短い課題 A> 本文抜粋によると、本実施例における正規化画像TRgtのサイズは、例としてどのように示されていますか。
╭─ 本文抜粋
図6(B)は、撮像画像における識別処理対象画像の領域(以下、「識別処理対象画像領域TRg」とする。)を切り出した図であり、
図6(A)の撮像画像に映し出された仮想平面領域TRに対応する。また、
図6(C)は、識別処理対象画像領域TRgを有する識別処理対象画像を正規化した正規化画像TRgtを示す。
【0029】
図6(A)に示すように、実空間上で参照点Pr1に関連して配置されるボックスBXは、実空間における仮想平面領域TRの位置を定め、そして、仮想平面領域TRに対応する撮像画像上の識別処理対象画像領域TRgを定める。
【0030】
このように、実空間における参照点Prの位置が決まれば、実空間における仮想平面領域TRの位置が一意に決まり、撮像画像における識別処理対象画像領域TRgも一意に決まる。そして、抽出部31は、識別処理対象画像領域TRgを有する識別処理対象画像を正規化して所定サイズの正規化画像TRgtを生成できる。本実施例では、正規化画像TRgtのサイズは、例えば縦64ピクセル×横32ピクセルである。
╰─
短い課題 B> 以下の記録をすべて、一字一句そのまま書き写してください。その際、画像は回答に含めないでください。
╭─ 所与の記録
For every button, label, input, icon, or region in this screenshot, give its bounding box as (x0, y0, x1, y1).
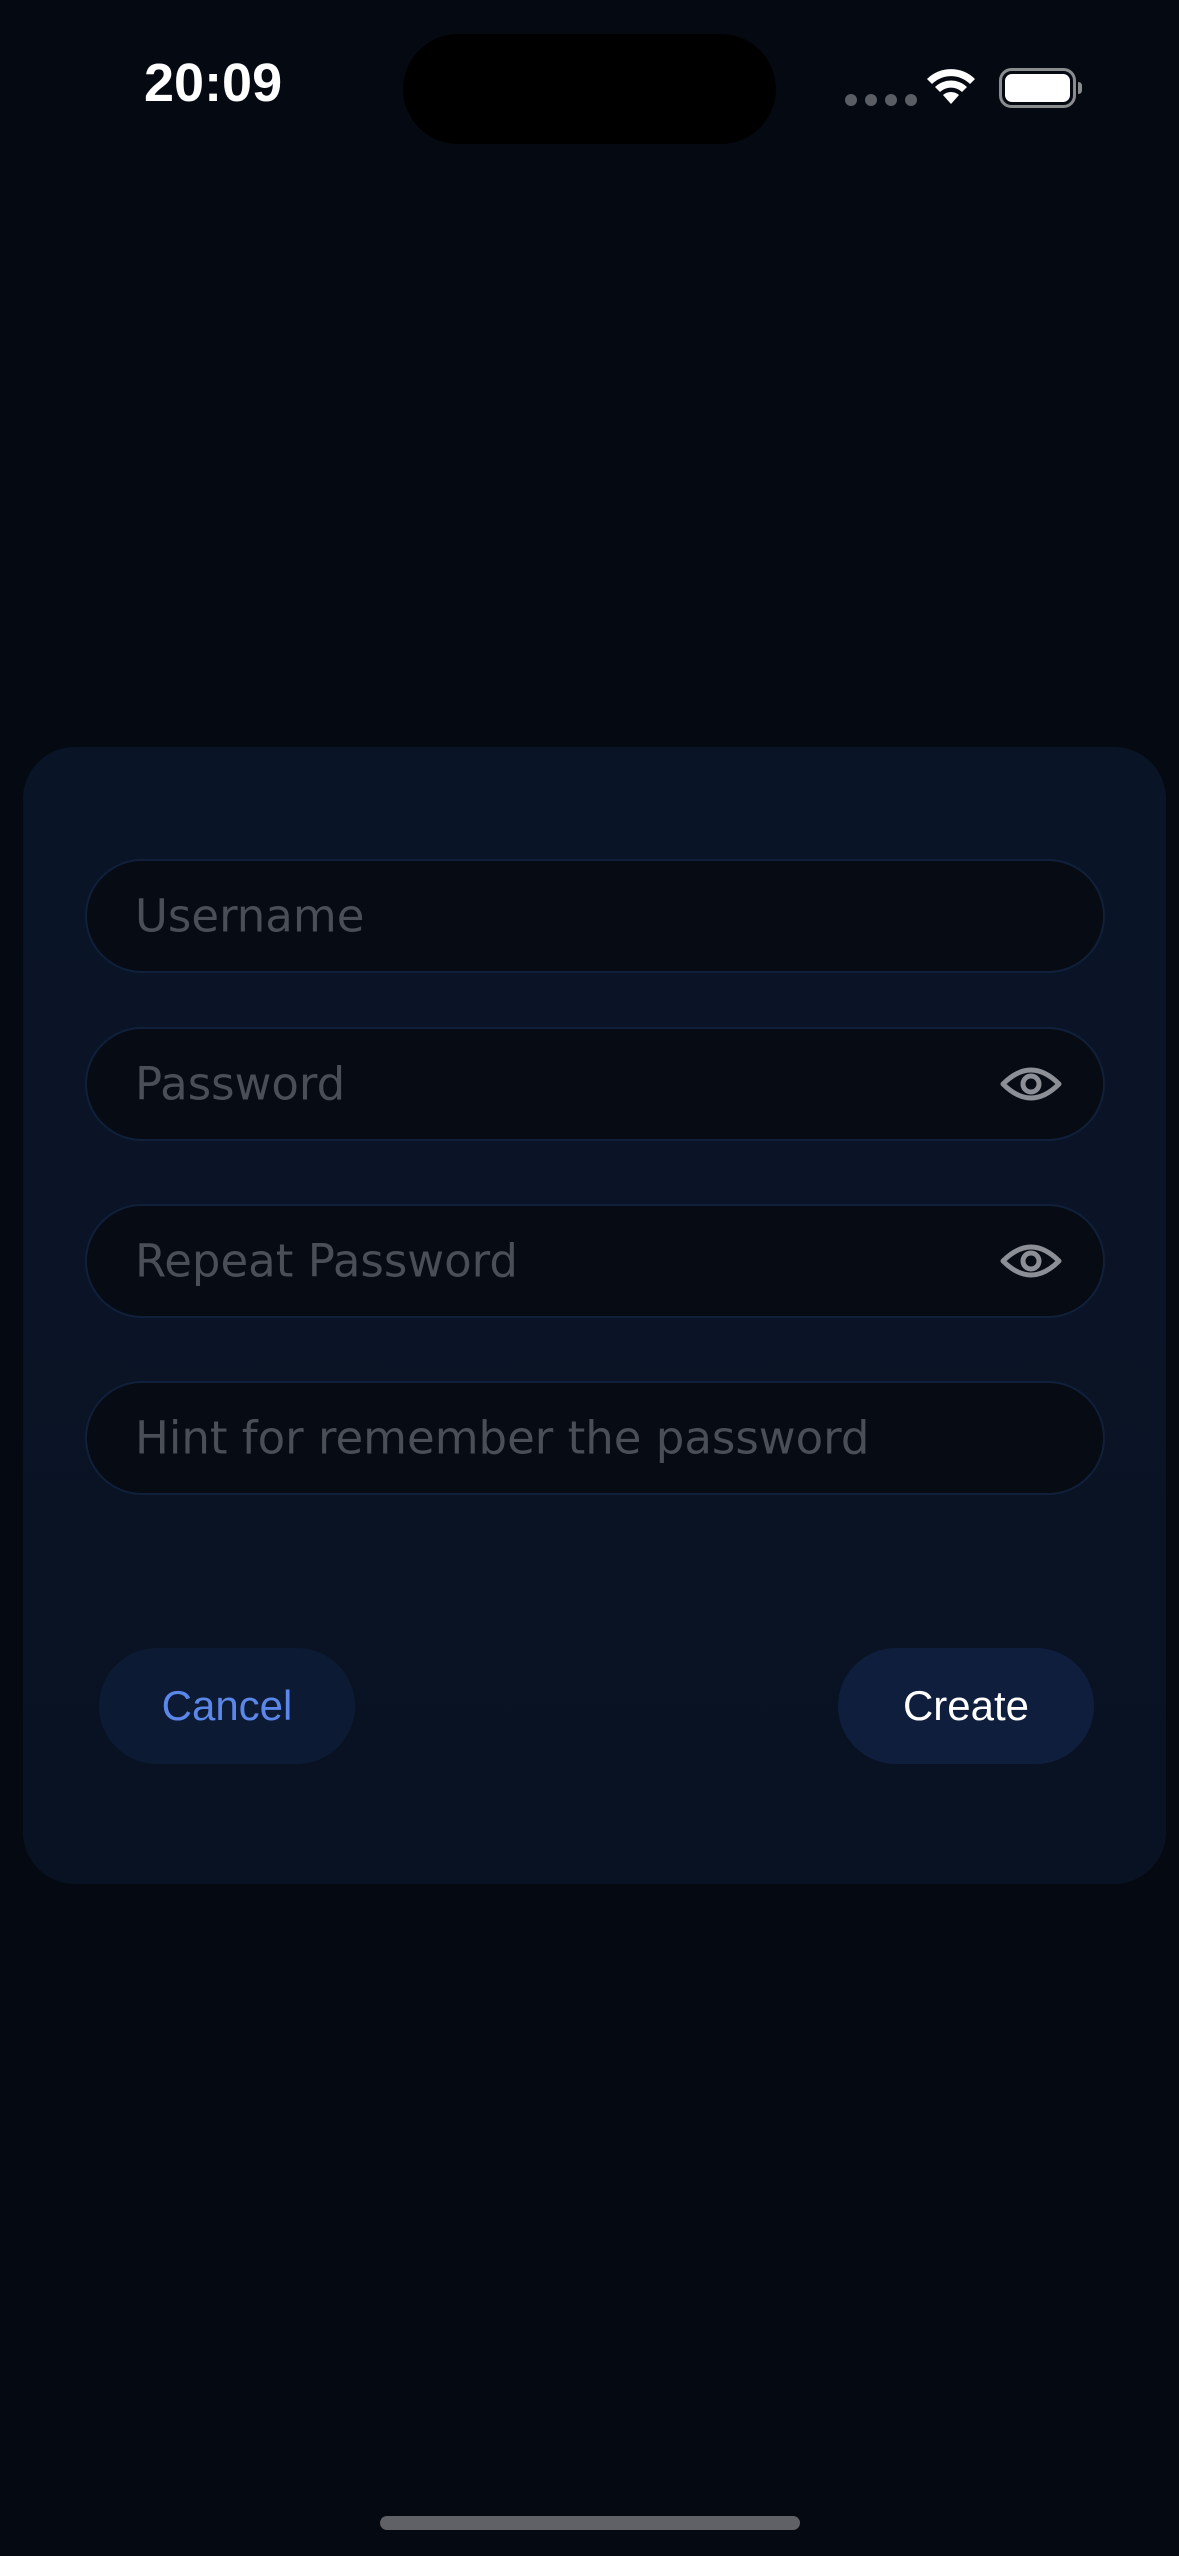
create-account-dialog: Username Password Repeat Password Hint f… (23, 747, 1166, 1884)
password-hint-field[interactable]: Hint for remember the password (85, 1381, 1105, 1495)
username-field[interactable]: Username (85, 859, 1105, 973)
signal-icon (845, 94, 917, 106)
screen: 20:09 Username Password Repeat Password (0, 0, 1179, 2556)
password-field[interactable]: Password (85, 1027, 1105, 1141)
home-indicator[interactable] (380, 2516, 800, 2530)
dynamic-island (403, 34, 776, 144)
password-hint-placeholder: Hint for remember the password (135, 1411, 870, 1465)
wifi-icon (927, 69, 975, 104)
password-placeholder: Password (135, 1057, 346, 1111)
create-button[interactable]: Create (838, 1648, 1094, 1764)
eye-icon[interactable] (999, 1237, 1063, 1285)
repeat-password-placeholder: Repeat Password (135, 1234, 518, 1288)
battery-icon (999, 68, 1082, 108)
status-time: 20:09 (144, 53, 283, 113)
username-placeholder: Username (135, 889, 365, 943)
repeat-password-field[interactable]: Repeat Password (85, 1204, 1105, 1318)
cancel-button[interactable]: Cancel (99, 1648, 355, 1764)
eye-icon[interactable] (999, 1060, 1063, 1108)
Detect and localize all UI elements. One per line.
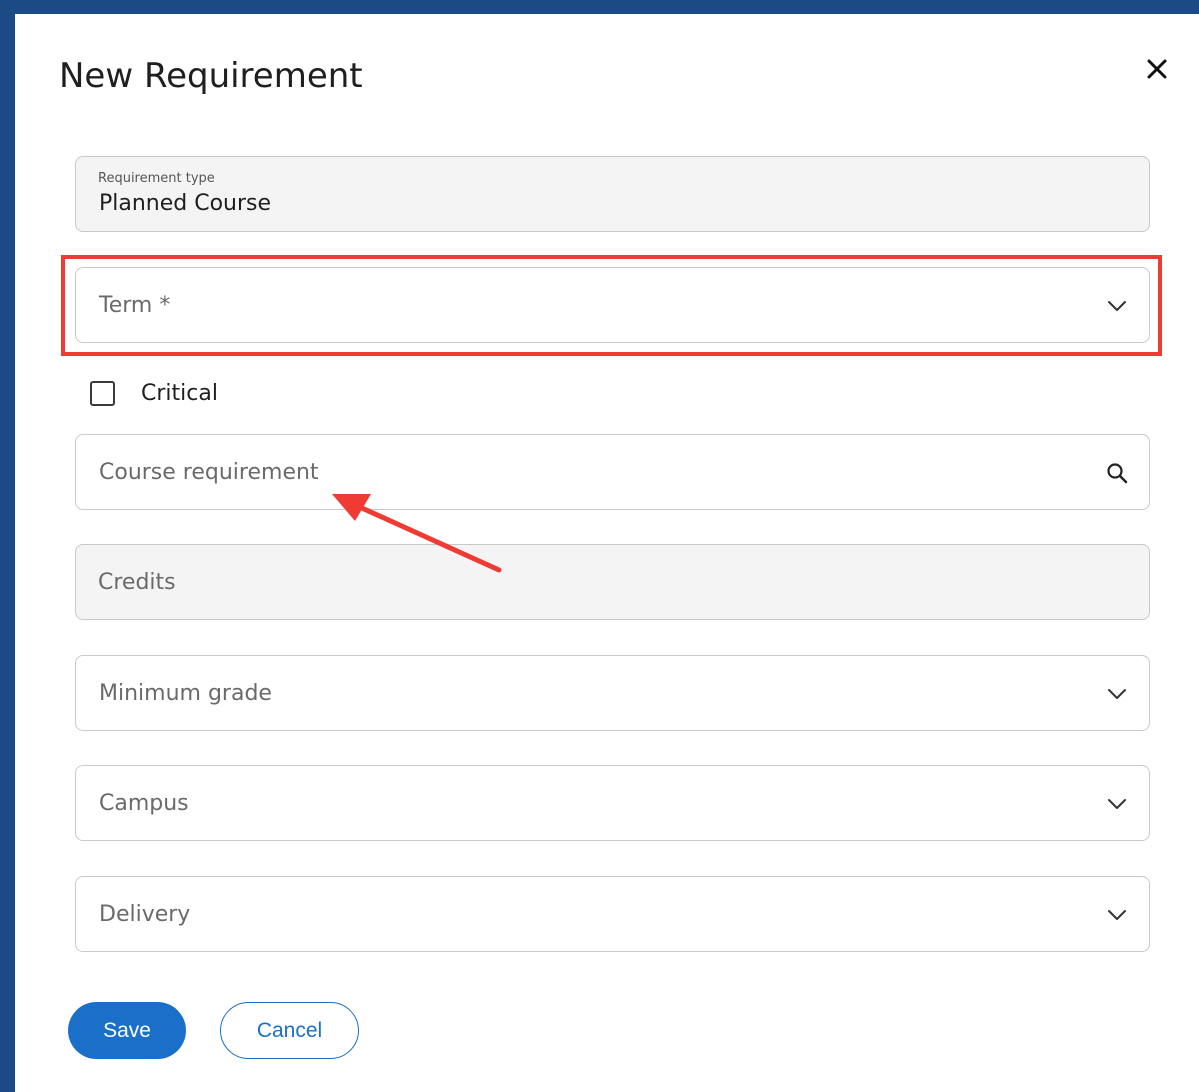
╰─
最終結果 A> 縦64ピクセル×横32ピクセルです。

最終結果 B>
For every button, label, input, icon, or region in this screenshot, give its bounding box as (x0, y0, x1, y1).
create-account-dialog: Username Password Repeat Password Hint f… (23, 747, 1166, 1884)
password-hint-field[interactable]: Hint for remember the password (85, 1381, 1105, 1495)
username-field[interactable]: Username (85, 859, 1105, 973)
signal-icon (845, 94, 917, 106)
screen: 20:09 Username Password Repeat Password (0, 0, 1179, 2556)
password-field[interactable]: Password (85, 1027, 1105, 1141)
home-indicator[interactable] (380, 2516, 800, 2530)
dynamic-island (403, 34, 776, 144)
password-hint-placeholder: Hint for remember the password (135, 1411, 870, 1465)
wifi-icon (927, 69, 975, 104)
password-placeholder: Password (135, 1057, 346, 1111)
create-button[interactable]: Create (838, 1648, 1094, 1764)
eye-icon[interactable] (999, 1237, 1063, 1285)
repeat-password-placeholder: Repeat Password (135, 1234, 518, 1288)
battery-icon (999, 68, 1082, 108)
status-time: 20:09 (144, 53, 283, 113)
username-placeholder: Username (135, 889, 365, 943)
repeat-password-field[interactable]: Repeat Password (85, 1204, 1105, 1318)
cancel-button[interactable]: Cancel (99, 1648, 355, 1764)
eye-icon[interactable] (999, 1060, 1063, 1108)
Detect and localize all UI elements. One per line.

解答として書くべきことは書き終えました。